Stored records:
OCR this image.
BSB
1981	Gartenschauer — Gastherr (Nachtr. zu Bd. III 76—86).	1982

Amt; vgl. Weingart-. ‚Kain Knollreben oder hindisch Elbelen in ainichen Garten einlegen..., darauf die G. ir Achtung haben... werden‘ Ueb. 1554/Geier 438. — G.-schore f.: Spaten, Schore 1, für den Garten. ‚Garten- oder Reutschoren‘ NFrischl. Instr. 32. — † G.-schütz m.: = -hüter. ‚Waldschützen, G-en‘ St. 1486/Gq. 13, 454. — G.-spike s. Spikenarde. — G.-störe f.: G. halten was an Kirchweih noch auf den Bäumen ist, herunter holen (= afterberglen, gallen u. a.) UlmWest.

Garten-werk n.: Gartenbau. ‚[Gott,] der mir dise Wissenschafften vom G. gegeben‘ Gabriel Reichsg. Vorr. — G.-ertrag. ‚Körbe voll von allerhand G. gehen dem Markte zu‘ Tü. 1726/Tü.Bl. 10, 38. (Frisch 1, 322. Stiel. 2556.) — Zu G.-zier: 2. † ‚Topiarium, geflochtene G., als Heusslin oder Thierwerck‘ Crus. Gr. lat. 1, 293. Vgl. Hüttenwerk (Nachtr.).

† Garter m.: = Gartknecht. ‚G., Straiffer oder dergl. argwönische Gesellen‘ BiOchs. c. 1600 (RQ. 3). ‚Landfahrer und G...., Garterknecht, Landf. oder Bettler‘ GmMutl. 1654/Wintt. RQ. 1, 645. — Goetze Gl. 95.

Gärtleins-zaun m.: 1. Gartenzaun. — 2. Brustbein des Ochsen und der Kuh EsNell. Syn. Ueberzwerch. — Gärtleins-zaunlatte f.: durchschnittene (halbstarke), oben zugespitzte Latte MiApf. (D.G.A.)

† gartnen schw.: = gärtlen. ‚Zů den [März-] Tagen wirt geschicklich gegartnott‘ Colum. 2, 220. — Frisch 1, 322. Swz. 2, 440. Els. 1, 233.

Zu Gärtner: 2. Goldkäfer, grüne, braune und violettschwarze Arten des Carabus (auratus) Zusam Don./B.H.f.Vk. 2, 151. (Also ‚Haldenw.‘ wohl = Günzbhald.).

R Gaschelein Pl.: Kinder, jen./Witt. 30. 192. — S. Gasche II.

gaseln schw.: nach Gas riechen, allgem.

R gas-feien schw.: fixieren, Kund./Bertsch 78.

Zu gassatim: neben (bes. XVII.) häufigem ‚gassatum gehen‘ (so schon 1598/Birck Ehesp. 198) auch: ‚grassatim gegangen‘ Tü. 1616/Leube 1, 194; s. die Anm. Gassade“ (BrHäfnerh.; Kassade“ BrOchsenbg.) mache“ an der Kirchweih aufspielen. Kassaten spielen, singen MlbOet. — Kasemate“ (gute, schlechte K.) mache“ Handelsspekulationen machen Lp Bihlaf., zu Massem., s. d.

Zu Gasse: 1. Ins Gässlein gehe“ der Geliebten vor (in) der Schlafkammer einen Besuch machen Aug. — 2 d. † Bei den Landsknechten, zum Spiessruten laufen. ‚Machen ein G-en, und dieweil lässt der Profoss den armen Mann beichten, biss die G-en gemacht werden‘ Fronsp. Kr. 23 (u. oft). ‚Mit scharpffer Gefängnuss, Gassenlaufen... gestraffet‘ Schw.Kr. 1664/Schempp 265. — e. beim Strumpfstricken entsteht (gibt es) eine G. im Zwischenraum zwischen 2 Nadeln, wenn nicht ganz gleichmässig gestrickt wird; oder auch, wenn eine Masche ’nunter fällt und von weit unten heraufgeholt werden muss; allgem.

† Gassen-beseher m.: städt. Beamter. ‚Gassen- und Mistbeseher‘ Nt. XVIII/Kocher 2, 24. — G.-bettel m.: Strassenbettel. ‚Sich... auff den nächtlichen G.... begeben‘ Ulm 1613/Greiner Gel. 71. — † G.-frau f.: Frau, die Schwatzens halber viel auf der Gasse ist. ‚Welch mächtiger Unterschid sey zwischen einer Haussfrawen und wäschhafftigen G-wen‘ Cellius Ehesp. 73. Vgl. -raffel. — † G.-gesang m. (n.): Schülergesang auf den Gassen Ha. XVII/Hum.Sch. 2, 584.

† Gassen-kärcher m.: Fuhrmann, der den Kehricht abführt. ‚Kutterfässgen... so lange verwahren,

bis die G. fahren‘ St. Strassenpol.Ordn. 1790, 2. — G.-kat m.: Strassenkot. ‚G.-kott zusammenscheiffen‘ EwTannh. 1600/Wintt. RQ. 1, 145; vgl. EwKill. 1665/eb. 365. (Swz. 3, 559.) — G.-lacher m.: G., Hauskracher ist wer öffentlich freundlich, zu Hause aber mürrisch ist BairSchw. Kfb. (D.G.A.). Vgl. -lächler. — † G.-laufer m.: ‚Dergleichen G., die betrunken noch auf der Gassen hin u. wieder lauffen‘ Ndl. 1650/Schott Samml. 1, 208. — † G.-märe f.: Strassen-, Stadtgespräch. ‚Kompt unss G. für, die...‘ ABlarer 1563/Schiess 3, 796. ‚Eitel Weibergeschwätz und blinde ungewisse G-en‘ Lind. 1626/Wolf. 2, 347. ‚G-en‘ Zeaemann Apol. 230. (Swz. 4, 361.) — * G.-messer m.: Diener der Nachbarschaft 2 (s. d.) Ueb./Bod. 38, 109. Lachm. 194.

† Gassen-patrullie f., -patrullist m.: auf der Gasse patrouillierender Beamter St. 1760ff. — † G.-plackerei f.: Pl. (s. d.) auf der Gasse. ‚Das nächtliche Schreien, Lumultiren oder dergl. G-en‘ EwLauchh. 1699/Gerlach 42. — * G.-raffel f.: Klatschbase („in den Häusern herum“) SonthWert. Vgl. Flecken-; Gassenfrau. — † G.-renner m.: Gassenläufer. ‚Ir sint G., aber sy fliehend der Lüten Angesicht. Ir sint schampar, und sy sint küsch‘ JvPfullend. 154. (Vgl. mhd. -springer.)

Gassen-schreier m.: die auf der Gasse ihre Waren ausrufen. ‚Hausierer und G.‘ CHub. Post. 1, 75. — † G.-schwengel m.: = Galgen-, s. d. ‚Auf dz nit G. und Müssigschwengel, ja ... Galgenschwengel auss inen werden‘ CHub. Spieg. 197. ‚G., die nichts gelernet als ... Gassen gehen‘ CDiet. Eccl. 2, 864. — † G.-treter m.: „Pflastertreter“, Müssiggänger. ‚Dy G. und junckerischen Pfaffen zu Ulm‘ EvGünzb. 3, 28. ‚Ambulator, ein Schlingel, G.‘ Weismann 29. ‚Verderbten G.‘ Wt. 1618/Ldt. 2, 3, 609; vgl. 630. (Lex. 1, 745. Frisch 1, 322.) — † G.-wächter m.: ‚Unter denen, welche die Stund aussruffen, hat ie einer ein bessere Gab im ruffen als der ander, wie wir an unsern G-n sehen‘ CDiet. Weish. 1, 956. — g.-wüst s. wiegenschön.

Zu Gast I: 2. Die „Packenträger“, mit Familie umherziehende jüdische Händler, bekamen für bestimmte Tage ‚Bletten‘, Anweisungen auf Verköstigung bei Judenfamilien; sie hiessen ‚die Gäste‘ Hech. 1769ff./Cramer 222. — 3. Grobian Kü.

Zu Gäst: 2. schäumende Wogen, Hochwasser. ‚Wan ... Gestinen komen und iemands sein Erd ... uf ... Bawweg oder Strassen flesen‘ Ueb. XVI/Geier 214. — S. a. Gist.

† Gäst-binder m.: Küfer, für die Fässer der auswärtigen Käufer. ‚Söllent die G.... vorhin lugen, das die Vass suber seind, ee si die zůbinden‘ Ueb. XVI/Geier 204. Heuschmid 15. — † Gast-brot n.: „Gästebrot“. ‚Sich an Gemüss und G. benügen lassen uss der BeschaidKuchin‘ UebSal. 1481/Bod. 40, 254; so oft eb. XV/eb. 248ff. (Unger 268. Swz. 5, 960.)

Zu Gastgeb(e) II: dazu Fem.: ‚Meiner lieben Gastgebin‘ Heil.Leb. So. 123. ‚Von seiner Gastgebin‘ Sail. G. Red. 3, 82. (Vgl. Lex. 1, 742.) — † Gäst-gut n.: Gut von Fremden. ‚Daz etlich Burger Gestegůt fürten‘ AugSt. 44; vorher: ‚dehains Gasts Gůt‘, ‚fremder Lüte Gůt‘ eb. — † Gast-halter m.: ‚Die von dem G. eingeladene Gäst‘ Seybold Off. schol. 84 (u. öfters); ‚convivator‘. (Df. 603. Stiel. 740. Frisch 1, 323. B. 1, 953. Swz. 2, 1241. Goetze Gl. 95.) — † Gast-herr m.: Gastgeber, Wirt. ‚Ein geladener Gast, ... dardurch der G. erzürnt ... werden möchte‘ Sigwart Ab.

#### [Aim]
Where a line contains the string "XVII", extract that line.

#### [Written response]
Zu gassatim: neben (bes. XVII.) häufigem ‚gassatum gehen‘ (so schon 1598/Birck Ehesp. 198) auch: ‚grassatim gegangen‘ Tü. 1616/Leube 1, 194; s. die Anm. Gassade“ (BrHäfnerh.; Kassade“ BrOchsenbg.) mache“ an der Kirchweih aufspielen. Kassaten spielen, singen MlbOet. — Kasemate“ (gute, schlechte K.) mache“ Handelsspekulationen machen Lp Bihlaf., zu Massem., s. d.
† Gassen-beseher m.: städt. Beamter. ‚Gassen- und Mistbeseher‘ Nt. XVIII/Kocher 2, 24. — G.-bettel m.: Strassenbettel. ‚Sich... auff den nächtlichen G.... begeben‘ Ulm 1613/Greiner Gel. 71. — † G.-frau f.: Frau, die Schwatzens halber viel auf der Gasse ist. ‚Welch mächtiger Unterschid sey zwischen einer Haussfrawen und wäschhafftigen G-wen‘ Cellius Ehesp. 73. Vgl. -raffel. — † G.-gesang m. (n.): Schülergesang auf den Gassen Ha. XVII/Hum.Sch. 2, 584.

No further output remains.